Task brief
Check each line for the word "大秦帝国" and give how many have it. Say nothing else.

Task input

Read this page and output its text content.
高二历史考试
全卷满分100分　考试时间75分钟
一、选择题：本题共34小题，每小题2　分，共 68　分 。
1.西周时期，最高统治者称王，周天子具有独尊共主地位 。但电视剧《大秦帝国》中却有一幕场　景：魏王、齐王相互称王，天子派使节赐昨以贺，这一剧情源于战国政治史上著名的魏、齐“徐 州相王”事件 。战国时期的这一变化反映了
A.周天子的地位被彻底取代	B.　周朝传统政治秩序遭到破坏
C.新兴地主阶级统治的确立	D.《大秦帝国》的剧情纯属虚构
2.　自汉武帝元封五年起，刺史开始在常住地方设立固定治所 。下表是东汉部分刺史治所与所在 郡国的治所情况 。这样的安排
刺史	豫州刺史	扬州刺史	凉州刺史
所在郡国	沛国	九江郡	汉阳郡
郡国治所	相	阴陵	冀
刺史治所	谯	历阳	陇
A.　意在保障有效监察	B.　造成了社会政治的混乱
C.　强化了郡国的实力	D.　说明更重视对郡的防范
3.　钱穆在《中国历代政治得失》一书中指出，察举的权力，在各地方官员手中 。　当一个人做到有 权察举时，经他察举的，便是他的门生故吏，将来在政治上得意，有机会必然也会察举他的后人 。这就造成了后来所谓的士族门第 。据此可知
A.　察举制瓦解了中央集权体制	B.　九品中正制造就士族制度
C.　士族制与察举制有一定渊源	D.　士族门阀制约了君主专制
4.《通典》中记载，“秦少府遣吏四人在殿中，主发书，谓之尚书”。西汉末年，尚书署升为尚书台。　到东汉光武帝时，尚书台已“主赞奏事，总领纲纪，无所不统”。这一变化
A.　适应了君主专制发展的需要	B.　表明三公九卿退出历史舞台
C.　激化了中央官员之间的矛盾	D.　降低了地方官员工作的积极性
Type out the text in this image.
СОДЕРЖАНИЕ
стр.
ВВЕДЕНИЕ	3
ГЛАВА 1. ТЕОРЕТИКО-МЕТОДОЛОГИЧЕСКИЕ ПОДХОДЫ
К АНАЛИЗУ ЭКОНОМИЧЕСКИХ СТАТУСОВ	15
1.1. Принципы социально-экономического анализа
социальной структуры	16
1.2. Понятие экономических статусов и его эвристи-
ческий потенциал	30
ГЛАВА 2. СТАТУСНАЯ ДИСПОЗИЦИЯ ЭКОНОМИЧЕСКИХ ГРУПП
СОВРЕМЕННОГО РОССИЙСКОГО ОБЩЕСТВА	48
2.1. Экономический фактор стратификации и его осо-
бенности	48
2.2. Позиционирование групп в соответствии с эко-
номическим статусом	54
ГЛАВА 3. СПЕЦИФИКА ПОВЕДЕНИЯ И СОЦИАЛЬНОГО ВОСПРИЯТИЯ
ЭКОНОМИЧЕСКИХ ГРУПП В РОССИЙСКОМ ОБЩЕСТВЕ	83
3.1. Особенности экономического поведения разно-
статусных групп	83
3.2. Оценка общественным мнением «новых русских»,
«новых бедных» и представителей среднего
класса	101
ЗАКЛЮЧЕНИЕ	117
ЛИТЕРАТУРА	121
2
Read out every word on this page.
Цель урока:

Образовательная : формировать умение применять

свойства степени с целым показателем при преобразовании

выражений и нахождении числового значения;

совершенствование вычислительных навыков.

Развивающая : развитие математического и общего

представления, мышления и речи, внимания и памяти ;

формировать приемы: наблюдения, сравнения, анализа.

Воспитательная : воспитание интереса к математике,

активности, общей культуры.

Answer for the task
2